Aim:
Would you pull out every line of the material that contains the string "main"?
-- START OF Input records --
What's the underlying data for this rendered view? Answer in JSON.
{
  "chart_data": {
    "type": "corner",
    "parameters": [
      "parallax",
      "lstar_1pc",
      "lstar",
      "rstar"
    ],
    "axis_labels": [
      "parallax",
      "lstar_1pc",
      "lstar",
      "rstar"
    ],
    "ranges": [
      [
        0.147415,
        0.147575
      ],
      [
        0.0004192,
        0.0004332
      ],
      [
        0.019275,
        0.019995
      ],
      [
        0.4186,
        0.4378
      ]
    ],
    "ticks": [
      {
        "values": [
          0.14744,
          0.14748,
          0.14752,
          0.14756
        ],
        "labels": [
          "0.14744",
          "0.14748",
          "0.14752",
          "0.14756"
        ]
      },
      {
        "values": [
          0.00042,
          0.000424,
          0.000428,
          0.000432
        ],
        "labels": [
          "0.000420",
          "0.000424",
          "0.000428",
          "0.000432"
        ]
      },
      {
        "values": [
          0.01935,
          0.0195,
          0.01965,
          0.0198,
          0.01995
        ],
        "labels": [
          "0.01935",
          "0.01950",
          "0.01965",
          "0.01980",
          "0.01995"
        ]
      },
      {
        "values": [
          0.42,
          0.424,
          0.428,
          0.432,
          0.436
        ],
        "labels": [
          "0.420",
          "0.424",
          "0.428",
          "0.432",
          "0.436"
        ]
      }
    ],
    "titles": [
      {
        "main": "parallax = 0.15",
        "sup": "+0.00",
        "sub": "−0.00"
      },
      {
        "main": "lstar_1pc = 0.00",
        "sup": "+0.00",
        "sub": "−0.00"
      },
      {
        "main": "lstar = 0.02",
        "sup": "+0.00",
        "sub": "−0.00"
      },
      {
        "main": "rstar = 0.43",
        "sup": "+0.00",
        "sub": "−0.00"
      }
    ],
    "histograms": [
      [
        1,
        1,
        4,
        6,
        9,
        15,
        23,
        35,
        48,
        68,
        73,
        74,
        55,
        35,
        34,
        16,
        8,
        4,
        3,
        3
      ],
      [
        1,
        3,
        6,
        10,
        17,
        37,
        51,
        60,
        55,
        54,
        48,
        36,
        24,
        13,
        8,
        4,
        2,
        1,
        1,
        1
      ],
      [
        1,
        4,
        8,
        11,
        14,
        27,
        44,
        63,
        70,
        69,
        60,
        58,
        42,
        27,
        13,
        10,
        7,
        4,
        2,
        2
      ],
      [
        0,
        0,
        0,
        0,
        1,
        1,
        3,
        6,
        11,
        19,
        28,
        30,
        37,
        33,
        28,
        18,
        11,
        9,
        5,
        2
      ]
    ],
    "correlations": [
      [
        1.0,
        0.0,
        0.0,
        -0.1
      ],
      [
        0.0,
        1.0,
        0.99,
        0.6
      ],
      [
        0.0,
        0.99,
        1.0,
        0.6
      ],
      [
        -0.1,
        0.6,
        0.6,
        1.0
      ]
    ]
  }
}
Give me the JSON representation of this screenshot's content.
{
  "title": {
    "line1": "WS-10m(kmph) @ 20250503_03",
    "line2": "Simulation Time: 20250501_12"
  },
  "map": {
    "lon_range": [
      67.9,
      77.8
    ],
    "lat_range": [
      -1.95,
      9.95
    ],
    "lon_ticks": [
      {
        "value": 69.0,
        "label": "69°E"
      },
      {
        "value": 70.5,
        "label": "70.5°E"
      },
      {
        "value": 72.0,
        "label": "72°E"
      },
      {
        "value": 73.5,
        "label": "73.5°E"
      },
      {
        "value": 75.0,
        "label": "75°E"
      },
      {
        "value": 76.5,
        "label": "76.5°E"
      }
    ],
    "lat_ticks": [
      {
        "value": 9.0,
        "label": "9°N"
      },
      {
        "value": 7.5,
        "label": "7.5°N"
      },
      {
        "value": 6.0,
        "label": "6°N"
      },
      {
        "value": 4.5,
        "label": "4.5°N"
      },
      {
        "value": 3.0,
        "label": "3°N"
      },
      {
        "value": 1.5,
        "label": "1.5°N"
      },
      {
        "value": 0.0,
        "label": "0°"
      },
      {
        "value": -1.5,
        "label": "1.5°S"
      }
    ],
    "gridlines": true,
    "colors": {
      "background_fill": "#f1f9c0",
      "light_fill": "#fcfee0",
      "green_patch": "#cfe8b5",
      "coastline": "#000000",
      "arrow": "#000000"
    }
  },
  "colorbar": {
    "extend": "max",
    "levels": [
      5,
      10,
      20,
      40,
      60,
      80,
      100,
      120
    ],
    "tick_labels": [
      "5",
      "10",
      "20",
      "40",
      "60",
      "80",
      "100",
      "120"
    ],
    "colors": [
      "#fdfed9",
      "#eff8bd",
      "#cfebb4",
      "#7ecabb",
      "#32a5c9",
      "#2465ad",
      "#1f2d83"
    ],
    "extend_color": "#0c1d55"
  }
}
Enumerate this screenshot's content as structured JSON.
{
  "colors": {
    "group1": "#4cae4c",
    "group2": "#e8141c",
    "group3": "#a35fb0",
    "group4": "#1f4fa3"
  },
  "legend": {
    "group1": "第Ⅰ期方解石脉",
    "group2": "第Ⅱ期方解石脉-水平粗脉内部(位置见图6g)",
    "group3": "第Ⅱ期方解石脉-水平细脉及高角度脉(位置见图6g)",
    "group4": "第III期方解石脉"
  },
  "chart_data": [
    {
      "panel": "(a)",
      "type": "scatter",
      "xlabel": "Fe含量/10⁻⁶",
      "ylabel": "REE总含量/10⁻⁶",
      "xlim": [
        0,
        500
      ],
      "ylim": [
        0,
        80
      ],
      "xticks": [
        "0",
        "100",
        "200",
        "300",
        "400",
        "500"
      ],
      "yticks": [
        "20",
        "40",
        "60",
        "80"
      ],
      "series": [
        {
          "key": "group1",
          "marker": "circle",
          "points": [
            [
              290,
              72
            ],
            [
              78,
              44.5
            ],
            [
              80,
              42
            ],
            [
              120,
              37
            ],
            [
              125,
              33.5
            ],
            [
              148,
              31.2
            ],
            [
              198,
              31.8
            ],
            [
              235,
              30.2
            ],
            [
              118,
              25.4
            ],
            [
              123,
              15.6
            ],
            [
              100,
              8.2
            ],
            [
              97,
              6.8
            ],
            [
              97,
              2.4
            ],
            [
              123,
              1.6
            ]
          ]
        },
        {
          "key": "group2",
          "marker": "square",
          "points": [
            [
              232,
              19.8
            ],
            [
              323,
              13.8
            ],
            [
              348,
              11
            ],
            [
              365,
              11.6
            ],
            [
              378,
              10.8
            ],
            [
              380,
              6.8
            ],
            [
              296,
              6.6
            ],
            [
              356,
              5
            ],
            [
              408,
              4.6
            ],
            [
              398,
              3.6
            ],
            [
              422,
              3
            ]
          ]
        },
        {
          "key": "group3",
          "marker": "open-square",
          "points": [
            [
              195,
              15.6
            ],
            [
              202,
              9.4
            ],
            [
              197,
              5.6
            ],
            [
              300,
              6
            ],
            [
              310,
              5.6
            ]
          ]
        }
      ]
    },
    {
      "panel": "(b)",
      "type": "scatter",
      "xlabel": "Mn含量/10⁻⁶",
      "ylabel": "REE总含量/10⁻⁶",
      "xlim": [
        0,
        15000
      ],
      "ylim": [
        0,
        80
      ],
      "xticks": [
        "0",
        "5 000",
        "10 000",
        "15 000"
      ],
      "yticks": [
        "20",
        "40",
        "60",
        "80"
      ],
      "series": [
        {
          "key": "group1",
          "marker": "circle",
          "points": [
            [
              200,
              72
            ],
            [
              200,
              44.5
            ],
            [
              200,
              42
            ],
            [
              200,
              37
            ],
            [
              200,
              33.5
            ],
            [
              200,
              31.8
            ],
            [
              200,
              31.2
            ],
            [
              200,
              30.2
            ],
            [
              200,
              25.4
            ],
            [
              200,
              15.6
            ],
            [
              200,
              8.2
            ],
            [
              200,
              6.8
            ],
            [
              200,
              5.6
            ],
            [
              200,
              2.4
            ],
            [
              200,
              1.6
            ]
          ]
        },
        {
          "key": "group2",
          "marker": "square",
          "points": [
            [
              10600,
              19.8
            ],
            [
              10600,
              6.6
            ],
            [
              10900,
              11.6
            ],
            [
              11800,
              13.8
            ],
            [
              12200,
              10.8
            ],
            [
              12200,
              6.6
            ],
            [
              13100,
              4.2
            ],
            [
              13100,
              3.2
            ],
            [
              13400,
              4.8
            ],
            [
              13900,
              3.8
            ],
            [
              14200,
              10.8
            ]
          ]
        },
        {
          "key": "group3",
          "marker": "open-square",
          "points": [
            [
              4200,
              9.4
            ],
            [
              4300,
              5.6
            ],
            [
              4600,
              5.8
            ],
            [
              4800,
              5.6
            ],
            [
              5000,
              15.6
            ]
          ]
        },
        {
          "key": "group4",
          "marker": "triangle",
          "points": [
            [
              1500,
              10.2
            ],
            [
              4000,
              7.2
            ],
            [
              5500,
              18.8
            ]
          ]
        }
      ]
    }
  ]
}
-- END OF Input records --
Answer to this exercise:
        "main": "parallax = 0.15",
        "main": "lstar_1pc = 0.00",
        "main": "lstar = 0.02",
        "main": "rstar = 0.43",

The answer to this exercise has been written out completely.